▶ [Set problem]:
Copy the records from the top down to and including the line that contains "cell-village: 梨园村 xyxy=(205,973,315,998)", swapping each "paragraph" for "text-block" and leaving everything else unchanged.

★ ★ ★

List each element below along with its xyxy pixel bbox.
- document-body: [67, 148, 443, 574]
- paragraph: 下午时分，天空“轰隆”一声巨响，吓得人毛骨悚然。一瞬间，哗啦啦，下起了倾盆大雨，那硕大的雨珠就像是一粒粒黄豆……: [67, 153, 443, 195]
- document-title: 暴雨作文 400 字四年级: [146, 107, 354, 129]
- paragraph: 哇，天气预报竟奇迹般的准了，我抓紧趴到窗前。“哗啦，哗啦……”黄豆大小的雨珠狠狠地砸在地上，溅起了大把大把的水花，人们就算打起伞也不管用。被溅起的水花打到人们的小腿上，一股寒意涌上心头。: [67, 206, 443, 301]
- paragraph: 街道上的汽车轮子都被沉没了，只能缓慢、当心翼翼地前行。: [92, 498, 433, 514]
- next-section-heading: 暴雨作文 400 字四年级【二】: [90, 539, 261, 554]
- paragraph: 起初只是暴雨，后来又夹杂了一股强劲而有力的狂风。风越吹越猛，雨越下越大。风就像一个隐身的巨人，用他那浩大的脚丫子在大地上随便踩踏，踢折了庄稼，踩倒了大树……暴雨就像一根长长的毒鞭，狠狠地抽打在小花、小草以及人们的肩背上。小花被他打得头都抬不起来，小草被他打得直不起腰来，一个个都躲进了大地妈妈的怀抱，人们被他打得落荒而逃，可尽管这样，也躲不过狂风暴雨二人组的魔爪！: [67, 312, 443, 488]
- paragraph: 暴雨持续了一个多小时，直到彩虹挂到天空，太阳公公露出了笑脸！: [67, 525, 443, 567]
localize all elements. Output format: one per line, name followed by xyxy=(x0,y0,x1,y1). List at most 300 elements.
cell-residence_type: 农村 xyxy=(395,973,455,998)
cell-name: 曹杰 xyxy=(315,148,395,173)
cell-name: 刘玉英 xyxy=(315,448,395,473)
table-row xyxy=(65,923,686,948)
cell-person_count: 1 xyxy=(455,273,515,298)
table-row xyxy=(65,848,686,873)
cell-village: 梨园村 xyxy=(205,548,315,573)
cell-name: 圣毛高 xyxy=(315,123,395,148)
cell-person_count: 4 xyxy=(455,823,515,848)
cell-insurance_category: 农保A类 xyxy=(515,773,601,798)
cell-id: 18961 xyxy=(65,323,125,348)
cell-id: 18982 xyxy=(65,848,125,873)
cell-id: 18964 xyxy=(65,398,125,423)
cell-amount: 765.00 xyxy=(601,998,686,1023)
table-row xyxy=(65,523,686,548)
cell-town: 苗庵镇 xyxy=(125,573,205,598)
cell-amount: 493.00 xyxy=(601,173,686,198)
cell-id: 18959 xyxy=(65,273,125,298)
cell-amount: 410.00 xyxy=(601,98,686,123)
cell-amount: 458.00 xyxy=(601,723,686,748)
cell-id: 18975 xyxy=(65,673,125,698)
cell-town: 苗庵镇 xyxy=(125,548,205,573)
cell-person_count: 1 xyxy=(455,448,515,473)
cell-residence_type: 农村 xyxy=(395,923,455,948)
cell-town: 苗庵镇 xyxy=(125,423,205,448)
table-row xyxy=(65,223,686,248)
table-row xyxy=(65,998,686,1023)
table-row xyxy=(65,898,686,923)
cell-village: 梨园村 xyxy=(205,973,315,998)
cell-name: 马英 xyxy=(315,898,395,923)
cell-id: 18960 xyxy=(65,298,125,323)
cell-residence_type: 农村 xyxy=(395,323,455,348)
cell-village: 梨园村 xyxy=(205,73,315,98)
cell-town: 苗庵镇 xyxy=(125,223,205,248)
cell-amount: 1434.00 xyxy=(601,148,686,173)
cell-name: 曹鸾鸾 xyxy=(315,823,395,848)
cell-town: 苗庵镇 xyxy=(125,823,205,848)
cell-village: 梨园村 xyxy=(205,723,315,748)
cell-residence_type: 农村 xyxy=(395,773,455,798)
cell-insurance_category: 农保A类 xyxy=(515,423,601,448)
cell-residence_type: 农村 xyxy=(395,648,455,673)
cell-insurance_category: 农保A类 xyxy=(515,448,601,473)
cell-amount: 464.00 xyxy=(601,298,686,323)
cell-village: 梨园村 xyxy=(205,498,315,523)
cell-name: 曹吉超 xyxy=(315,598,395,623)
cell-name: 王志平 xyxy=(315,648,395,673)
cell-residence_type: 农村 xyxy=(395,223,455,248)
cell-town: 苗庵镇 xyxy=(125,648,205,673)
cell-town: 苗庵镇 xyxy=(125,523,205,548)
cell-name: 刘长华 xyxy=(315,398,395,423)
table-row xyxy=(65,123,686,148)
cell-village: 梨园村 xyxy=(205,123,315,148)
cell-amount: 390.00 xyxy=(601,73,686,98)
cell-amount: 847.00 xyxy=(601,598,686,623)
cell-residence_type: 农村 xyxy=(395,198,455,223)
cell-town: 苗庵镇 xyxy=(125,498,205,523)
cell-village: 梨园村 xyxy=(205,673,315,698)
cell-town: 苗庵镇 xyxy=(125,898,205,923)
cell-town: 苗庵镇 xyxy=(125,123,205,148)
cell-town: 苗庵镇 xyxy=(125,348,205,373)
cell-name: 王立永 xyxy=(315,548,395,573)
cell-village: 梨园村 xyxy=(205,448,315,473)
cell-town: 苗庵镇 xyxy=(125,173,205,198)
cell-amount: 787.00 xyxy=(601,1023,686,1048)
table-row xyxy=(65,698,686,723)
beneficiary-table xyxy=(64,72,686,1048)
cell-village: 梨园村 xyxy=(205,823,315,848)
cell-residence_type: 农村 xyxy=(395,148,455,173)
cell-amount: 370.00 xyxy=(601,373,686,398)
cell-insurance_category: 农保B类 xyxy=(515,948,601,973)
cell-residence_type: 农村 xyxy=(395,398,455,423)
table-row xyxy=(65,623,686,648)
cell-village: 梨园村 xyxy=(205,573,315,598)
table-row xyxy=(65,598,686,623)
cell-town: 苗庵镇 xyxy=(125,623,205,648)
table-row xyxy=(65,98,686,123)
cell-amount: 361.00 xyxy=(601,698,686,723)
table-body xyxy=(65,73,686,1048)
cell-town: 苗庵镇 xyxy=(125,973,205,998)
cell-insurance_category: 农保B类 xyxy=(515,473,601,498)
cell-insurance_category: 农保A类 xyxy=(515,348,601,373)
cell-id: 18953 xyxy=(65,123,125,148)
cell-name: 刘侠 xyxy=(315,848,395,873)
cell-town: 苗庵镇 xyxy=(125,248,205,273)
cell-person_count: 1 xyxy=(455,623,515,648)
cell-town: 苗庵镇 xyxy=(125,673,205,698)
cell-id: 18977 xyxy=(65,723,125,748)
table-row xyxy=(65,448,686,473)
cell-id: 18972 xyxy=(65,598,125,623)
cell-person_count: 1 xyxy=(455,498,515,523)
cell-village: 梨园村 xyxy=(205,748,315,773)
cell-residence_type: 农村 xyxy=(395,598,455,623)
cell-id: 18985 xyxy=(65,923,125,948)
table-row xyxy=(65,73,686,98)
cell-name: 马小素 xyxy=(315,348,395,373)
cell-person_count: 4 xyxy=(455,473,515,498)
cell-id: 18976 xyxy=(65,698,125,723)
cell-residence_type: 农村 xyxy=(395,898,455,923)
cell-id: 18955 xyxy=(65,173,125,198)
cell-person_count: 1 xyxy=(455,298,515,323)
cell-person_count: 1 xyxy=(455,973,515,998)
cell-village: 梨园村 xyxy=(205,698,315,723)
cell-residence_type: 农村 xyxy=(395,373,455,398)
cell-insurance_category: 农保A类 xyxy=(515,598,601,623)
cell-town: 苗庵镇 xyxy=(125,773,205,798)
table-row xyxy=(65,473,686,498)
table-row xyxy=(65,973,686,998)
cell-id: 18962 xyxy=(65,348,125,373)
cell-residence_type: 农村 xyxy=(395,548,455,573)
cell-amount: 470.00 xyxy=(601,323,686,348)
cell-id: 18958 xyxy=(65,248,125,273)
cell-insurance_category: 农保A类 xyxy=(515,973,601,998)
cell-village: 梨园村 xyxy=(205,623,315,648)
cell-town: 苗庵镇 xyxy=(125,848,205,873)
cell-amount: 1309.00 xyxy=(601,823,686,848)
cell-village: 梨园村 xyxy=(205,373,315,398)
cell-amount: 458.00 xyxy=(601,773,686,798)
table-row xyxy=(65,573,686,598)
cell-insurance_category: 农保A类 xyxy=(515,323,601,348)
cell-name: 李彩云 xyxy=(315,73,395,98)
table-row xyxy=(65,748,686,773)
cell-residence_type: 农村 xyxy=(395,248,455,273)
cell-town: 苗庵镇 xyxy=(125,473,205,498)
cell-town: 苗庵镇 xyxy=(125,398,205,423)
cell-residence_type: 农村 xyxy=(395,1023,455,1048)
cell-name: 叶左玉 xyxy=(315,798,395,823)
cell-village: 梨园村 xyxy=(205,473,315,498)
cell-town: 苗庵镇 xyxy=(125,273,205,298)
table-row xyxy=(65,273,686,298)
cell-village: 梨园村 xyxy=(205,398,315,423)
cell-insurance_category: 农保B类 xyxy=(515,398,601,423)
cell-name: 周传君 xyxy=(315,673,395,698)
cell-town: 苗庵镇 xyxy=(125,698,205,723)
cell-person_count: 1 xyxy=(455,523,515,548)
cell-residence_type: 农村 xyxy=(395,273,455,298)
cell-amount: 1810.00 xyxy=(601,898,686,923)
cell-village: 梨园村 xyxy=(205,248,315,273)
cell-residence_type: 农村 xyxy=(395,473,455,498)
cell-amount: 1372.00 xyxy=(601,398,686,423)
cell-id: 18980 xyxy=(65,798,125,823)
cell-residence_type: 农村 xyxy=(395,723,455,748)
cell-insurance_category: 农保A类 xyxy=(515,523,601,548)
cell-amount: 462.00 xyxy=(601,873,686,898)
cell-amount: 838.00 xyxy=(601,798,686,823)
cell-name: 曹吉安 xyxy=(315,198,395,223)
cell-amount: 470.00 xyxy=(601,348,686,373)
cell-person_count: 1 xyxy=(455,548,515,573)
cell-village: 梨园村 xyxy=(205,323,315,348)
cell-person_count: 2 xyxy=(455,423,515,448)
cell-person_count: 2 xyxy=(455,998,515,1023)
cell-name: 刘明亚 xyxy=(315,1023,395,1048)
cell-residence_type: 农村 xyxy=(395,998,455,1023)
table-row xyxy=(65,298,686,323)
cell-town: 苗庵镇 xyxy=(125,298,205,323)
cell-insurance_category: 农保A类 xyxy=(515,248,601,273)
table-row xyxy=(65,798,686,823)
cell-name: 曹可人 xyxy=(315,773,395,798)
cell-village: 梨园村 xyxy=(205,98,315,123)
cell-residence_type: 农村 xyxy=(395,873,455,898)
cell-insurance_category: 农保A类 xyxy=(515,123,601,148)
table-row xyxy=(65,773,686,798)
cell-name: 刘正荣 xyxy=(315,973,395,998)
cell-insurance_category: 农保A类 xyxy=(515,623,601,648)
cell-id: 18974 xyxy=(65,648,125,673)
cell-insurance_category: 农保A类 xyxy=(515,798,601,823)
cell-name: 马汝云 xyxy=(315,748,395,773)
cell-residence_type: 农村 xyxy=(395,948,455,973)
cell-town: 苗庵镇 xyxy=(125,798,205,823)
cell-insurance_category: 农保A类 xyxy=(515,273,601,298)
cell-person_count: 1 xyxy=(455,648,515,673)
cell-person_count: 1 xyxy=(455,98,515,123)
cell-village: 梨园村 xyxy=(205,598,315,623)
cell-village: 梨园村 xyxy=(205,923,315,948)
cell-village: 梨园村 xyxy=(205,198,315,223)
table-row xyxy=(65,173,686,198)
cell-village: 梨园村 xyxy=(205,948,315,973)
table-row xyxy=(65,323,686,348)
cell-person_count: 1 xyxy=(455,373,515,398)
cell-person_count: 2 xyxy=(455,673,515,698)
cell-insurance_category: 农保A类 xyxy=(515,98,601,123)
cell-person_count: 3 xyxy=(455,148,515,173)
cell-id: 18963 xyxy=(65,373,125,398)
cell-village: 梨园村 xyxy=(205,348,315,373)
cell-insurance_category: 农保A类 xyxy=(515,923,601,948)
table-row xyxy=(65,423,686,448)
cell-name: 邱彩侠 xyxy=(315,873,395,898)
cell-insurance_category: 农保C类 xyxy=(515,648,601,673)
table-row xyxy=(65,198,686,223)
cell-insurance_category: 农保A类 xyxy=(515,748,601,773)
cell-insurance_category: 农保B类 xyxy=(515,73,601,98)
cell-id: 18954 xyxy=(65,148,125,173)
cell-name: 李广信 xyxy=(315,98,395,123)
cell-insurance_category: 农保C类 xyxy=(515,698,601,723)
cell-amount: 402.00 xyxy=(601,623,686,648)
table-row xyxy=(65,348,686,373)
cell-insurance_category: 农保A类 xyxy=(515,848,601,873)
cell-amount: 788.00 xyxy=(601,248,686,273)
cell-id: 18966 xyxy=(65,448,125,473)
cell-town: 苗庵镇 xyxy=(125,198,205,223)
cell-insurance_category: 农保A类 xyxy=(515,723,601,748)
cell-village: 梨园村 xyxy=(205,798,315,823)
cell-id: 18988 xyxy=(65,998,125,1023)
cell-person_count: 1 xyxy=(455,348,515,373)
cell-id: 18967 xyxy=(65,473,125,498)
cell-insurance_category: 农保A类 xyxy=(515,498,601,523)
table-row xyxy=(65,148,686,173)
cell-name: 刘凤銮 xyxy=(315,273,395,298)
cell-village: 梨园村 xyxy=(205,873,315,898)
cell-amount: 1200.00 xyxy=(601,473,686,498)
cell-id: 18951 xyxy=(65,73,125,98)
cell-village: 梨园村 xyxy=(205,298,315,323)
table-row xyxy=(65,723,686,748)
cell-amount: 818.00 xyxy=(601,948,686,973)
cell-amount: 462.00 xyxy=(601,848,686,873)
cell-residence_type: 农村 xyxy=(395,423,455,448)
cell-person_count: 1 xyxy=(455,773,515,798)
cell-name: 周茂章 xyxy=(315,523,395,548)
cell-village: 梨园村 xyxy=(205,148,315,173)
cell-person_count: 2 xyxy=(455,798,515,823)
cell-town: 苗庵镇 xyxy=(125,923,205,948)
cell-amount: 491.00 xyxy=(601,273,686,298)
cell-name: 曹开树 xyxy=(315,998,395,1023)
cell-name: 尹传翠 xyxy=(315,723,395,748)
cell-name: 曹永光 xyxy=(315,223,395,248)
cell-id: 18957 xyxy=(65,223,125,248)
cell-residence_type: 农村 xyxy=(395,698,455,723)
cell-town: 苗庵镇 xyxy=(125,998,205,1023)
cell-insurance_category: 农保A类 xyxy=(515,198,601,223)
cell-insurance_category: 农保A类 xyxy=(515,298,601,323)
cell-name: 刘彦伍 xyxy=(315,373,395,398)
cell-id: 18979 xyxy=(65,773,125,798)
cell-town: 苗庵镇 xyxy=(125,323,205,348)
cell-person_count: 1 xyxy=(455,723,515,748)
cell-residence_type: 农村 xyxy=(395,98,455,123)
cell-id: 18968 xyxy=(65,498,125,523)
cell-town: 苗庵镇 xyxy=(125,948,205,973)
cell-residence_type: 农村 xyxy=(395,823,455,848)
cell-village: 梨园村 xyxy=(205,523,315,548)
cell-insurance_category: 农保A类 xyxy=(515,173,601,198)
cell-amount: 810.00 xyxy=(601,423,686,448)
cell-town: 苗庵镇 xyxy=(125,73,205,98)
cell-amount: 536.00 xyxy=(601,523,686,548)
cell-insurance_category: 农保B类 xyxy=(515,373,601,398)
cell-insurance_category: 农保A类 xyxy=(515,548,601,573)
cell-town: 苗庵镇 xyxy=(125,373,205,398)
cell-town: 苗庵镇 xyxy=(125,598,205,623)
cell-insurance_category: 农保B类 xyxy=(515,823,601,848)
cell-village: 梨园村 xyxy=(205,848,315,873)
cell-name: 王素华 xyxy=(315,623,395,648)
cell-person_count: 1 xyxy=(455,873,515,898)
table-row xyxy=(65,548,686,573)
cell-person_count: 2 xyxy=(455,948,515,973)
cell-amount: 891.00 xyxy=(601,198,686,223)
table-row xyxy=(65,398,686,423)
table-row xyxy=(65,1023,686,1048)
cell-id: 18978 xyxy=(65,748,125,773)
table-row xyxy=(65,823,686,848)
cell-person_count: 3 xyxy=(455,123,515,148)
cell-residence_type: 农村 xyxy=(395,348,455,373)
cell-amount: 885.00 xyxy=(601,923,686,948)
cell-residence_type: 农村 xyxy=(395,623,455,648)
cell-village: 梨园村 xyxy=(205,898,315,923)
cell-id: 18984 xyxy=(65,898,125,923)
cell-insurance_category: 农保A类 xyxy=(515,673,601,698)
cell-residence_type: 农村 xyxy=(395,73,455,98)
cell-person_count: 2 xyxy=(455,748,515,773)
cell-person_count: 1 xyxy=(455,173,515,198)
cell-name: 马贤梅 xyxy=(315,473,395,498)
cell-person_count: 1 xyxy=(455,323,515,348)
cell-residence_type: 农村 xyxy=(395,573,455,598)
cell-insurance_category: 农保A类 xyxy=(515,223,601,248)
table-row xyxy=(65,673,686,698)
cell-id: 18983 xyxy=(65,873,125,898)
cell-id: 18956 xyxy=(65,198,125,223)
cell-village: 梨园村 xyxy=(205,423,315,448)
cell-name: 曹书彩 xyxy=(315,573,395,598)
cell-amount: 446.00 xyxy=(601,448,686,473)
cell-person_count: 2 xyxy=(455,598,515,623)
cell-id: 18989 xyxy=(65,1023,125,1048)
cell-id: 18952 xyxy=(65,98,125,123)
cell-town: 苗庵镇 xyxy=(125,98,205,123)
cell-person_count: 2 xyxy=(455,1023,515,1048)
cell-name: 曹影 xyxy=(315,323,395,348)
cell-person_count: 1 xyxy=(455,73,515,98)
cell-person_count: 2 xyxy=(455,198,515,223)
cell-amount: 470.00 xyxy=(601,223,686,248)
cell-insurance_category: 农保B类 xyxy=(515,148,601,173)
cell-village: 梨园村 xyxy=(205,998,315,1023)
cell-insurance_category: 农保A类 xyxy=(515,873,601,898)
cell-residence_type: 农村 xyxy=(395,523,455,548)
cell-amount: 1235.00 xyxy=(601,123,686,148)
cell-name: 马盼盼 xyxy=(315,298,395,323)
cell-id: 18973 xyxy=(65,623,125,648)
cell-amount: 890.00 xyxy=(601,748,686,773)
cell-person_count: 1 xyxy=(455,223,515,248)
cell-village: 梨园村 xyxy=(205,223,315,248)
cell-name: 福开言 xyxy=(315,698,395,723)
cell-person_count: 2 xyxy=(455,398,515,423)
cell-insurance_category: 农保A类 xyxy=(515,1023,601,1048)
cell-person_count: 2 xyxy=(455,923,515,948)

★ ★ ★

▶ [Solution below]:
List each element below along with its xyxy pixel bbox.
- document-body: [67, 148, 443, 574]
- text-block: 下午时分，天空“轰隆”一声巨响，吓得人毛骨悚然。一瞬间，哗啦啦，下起了倾盆大雨，那硕大的雨珠就像是一粒粒黄豆……: [67, 153, 443, 195]
- document-title: 暴雨作文 400 字四年级: [146, 107, 354, 129]
- text-block: 哇，天气预报竟奇迹般的准了，我抓紧趴到窗前。“哗啦，哗啦……”黄豆大小的雨珠狠狠地砸在地上，溅起了大把大把的水花，人们就算打起伞也不管用。被溅起的水花打到人们的小腿上，一股寒意涌上心头。: [67, 206, 443, 301]
- text-block: 街道上的汽车轮子都被沉没了，只能缓慢、当心翼翼地前行。: [92, 498, 433, 514]
- next-section-heading: 暴雨作文 400 字四年级【二】: [90, 539, 261, 554]
- text-block: 起初只是暴雨，后来又夹杂了一股强劲而有力的狂风。风越吹越猛，雨越下越大。风就像一个隐身的巨人，用他那浩大的脚丫子在大地上随便踩踏，踢折了庄稼，踩倒了大树……暴雨就像一根长长的毒鞭，狠狠地抽打在小花、小草以及人们的肩背上。小花被他打得头都抬不起来，小草被他打得直不起腰来，一个个都躲进了大地妈妈的怀抱，人们被他打得落荒而逃，可尽管这样，也躲不过狂风暴雨二人组的魔爪！: [67, 312, 443, 488]
- text-block: 暴雨持续了一个多小时，直到彩虹挂到天空，太阳公公露出了笑脸！: [67, 525, 443, 567]
localize all elements. Output format: one per line, name followed by xyxy=(x0,y0,x1,y1). List at most 300 elements.
cell-residence_type: 农村 xyxy=(395,973,455,998)
cell-name: 曹杰 xyxy=(315,148,395,173)
cell-name: 刘玉英 xyxy=(315,448,395,473)
table-row xyxy=(65,923,686,948)
cell-person_count: 1 xyxy=(455,273,515,298)
table-row xyxy=(65,848,686,873)
cell-village: 梨园村 xyxy=(205,548,315,573)
cell-name: 圣毛高 xyxy=(315,123,395,148)
cell-person_count: 4 xyxy=(455,823,515,848)
cell-insurance_category: 农保A类 xyxy=(515,773,601,798)
cell-id: 18961 xyxy=(65,323,125,348)
cell-id: 18982 xyxy=(65,848,125,873)
cell-id: 18964 xyxy=(65,398,125,423)
cell-amount: 765.00 xyxy=(601,998,686,1023)
table-row xyxy=(65,523,686,548)
cell-town: 苗庵镇 xyxy=(125,573,205,598)
cell-amount: 493.00 xyxy=(601,173,686,198)
cell-id: 18959 xyxy=(65,273,125,298)
cell-amount: 410.00 xyxy=(601,98,686,123)
cell-amount: 458.00 xyxy=(601,723,686,748)
cell-id: 18975 xyxy=(65,673,125,698)
cell-town: 苗庵镇 xyxy=(125,548,205,573)
cell-person_count: 1 xyxy=(455,448,515,473)
cell-residence_type: 农村 xyxy=(395,923,455,948)
cell-town: 苗庵镇 xyxy=(125,423,205,448)
table-row xyxy=(65,223,686,248)
table-row xyxy=(65,998,686,1023)
table-row xyxy=(65,898,686,923)
cell-village: 梨园村 xyxy=(205,973,315,998)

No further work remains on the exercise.